DIRECTIONS FOR THIS TASK.
The answer should be a single number: how many lines of the entries below hold the word "index".

━━ DATA PROVIDED ━━

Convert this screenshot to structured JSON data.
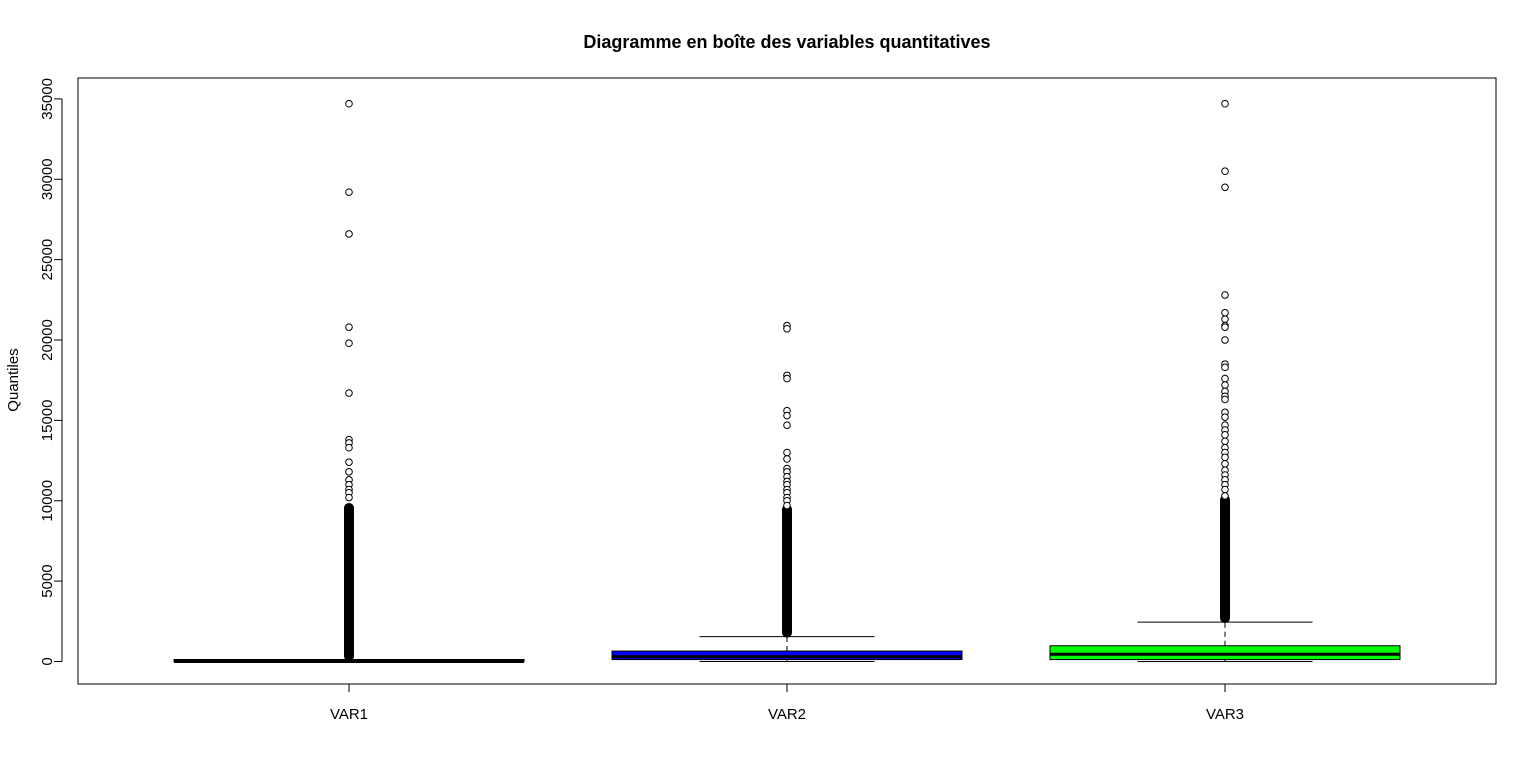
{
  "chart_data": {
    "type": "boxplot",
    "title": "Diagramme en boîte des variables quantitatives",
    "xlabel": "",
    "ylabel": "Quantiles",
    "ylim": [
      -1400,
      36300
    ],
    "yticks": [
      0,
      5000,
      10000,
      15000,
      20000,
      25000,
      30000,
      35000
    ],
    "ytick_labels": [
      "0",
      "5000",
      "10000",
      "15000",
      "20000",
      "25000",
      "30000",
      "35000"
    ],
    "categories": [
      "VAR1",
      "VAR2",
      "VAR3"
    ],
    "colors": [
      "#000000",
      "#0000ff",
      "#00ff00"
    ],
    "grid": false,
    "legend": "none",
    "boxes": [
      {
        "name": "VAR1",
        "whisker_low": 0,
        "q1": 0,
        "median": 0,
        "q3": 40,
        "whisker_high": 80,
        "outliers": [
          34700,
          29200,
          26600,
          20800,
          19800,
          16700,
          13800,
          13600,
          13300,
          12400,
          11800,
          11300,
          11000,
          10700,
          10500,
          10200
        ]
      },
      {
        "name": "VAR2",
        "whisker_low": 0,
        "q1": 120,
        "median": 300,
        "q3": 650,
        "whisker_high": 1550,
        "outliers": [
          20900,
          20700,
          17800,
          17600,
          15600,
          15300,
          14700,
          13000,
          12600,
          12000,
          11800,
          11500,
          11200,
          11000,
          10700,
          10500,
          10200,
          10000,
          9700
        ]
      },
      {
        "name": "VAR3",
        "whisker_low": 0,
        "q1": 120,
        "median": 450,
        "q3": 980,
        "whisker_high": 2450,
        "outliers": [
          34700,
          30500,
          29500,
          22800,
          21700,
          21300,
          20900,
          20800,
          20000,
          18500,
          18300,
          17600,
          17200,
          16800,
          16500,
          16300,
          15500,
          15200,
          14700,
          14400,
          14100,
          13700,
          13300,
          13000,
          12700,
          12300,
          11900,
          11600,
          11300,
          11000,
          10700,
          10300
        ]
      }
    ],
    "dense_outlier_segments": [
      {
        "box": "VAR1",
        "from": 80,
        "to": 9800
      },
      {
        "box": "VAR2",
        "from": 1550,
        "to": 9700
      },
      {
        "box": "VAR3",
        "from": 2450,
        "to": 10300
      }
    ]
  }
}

━━━
━━ DATA PROVIDED ━━

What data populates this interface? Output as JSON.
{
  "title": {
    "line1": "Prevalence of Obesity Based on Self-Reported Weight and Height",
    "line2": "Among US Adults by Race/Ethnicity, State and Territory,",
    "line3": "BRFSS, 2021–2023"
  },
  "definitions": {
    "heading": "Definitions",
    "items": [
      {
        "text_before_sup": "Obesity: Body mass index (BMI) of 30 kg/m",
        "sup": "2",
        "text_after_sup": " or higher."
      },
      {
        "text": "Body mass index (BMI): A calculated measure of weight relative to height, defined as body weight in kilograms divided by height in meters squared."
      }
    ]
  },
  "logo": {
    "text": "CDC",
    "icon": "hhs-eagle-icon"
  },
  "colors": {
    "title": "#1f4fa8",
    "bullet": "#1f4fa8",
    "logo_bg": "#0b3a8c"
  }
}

━━━

ANSWER.
2